(GIVEN INSTRUCTION)
Below are some entries; can you quote all of them exactly?

++++++++

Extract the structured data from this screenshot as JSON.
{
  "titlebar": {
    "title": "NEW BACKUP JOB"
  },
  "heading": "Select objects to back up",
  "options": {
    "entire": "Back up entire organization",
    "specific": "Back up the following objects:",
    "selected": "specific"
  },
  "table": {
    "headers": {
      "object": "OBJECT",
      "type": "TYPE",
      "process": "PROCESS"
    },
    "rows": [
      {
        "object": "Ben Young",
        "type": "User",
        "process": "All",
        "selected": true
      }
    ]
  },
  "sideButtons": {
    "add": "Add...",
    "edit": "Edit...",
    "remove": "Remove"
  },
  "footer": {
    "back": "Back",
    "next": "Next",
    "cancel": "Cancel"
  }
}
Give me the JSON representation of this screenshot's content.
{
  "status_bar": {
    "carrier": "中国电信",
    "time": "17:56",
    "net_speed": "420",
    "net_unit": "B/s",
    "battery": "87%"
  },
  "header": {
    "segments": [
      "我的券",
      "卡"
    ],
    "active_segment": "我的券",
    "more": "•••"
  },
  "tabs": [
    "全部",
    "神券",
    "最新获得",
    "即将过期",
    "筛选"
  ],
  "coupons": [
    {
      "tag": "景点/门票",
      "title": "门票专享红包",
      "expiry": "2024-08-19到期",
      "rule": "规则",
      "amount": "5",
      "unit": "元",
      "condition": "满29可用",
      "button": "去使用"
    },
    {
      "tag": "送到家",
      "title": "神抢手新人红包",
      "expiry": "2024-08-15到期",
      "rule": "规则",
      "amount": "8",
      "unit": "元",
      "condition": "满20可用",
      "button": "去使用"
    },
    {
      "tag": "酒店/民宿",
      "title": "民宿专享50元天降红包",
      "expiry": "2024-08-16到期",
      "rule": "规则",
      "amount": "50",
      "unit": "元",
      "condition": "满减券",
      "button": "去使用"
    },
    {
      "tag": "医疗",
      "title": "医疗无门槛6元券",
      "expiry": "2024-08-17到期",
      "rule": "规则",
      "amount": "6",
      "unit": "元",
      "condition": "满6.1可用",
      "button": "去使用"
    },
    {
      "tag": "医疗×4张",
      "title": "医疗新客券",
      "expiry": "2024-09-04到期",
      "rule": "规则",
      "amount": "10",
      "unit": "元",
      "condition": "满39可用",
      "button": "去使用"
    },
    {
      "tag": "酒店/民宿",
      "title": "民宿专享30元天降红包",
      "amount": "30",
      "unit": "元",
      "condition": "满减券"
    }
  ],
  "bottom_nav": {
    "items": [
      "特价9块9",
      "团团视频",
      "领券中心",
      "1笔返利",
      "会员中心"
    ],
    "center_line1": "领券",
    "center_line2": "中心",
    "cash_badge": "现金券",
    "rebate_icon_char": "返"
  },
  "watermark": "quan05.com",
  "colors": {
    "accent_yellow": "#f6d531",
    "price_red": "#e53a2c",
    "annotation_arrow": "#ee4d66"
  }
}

++++++++

(RIGHT ANSWER)
Extract the structured data from this screenshot as JSON.
{
  "titlebar": {
    "title": "NEW BACKUP JOB"
  },
  "heading": "Select objects to back up",
  "options": {
    "entire": "Back up entire organization",
    "specific": "Back up the following objects:",
    "selected": "specific"
  },
  "table": {
    "headers": {
      "object": "OBJECT",
      "type": "TYPE",
      "process": "PROCESS"
    },
    "rows": [
      {
        "object": "Ben Young",
        "type": "User",
        "process": "All",
        "selected": true
      }
    ]
  },
  "sideButtons": {
    "add": "Add...",
    "edit": "Edit...",
    "remove": "Remove"
  },
  "footer": {
    "back": "Back",
    "next": "Next",
    "cancel": "Cancel"
  }
}
Give me the JSON representation of this screenshot's content.
{
  "status_bar": {
    "carrier": "中国电信",
    "time": "17:56",
    "net_speed": "420",
    "net_unit": "B/s",
    "battery": "87%"
  },
  "header": {
    "segments": [
      "我的券",
      "卡"
    ],
    "active_segment": "我的券",
    "more": "•••"
  },
  "tabs": [
    "全部",
    "神券",
    "最新获得",
    "即将过期",
    "筛选"
  ],
  "coupons": [
    {
      "tag": "景点/门票",
      "title": "门票专享红包",
      "expiry": "2024-08-19到期",
      "rule": "规则",
      "amount": "5",
      "unit": "元",
      "condition": "满29可用",
      "button": "去使用"
    },
    {
      "tag": "送到家",
      "title": "神抢手新人红包",
      "expiry": "2024-08-15到期",
      "rule": "规则",
      "amount": "8",
      "unit": "元",
      "condition": "满20可用",
      "button": "去使用"
    },
    {
      "tag": "酒店/民宿",
      "title": "民宿专享50元天降红包",
      "expiry": "2024-08-16到期",
      "rule": "规则",
      "amount": "50",
      "unit": "元",
      "condition": "满减券",
      "button": "去使用"
    },
    {
      "tag": "医疗",
      "title": "医疗无门槛6元券",
      "expiry": "2024-08-17到期",
      "rule": "规则",
      "amount": "6",
      "unit": "元",
      "condition": "满6.1可用",
      "button": "去使用"
    },
    {
      "tag": "医疗×4张",
      "title": "医疗新客券",
      "expiry": "2024-09-04到期",
      "rule": "规则",
      "amount": "10",
      "unit": "元",
      "condition": "满39可用",
      "button": "去使用"
    },
    {
      "tag": "酒店/民宿",
      "title": "民宿专享30元天降红包",
      "amount": "30",
      "unit": "元",
      "condition": "满减券"
    }
  ],
  "bottom_nav": {
    "items": [
      "特价9块9",
      "团团视频",
      "领券中心",
      "1笔返利",
      "会员中心"
    ],
    "center_line1": "领券",
    "center_line2": "中心",
    "cash_badge": "现金券",
    "rebate_icon_char": "返"
  },
  "watermark": "quan05.com",
  "colors": {
    "accent_yellow": "#f6d531",
    "price_red": "#e53a2c",
    "annotation_arrow": "#ee4d66"
  }
}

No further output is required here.